• Aim: Return the data exactly, with all pictures removed.
*-*-*
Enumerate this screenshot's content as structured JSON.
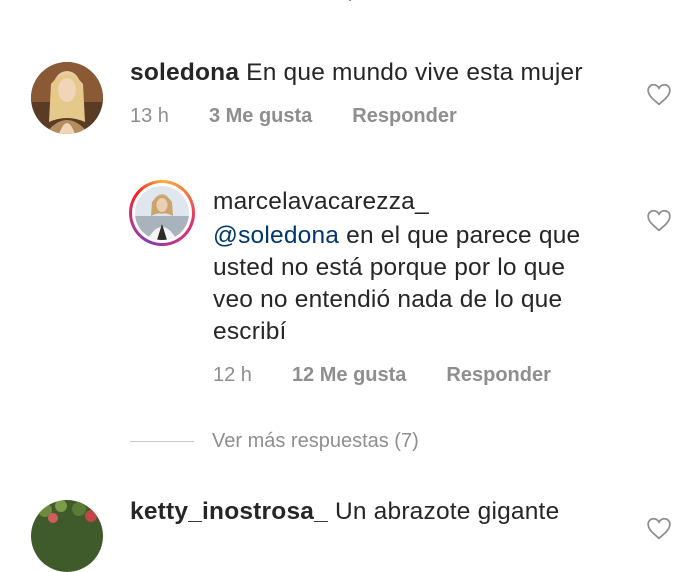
{
  "comments": [
    {
      "username": "soledona",
      "text": "En que mundo vive esta mujer",
      "time": "13 h",
      "likes": "3 Me gusta",
      "reply": "Responder"
    },
    {
      "username": "marcelavacarezza_",
      "mention": "@soledona",
      "text_line1": "en el que parece que",
      "text_line2": "usted no está porque por lo que",
      "text_line3": "veo no entendió nada de lo que",
      "text_line4": "escribí",
      "time": "12 h",
      "likes": "12 Me gusta",
      "reply": "Responder"
    },
    {
      "username": "ketty_inostrosa_",
      "text": "Un abrazote gigante"
    }
  ],
  "more_replies": "Ver más respuestas (7)",
  "colors": {
    "text": "#262626",
    "muted": "#8e8e8e",
    "mention": "#00376b"
  }
}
*-*-*
• Correct result:
Enumerate this screenshot's content as structured JSON.
{
  "comments": [
    {
      "username": "soledona",
      "text": "En que mundo vive esta mujer",
      "time": "13 h",
      "likes": "3 Me gusta",
      "reply": "Responder"
    },
    {
      "username": "marcelavacarezza_",
      "mention": "@soledona",
      "text_line1": "en el que parece que",
      "text_line2": "usted no está porque por lo que",
      "text_line3": "veo no entendió nada de lo que",
      "text_line4": "escribí",
      "time": "12 h",
      "likes": "12 Me gusta",
      "reply": "Responder"
    },
    {
      "username": "ketty_inostrosa_",
      "text": "Un abrazote gigante"
    }
  ],
  "more_replies": "Ver más respuestas (7)",
  "colors": {
    "text": "#262626",
    "muted": "#8e8e8e",
    "mention": "#00376b"
  }
}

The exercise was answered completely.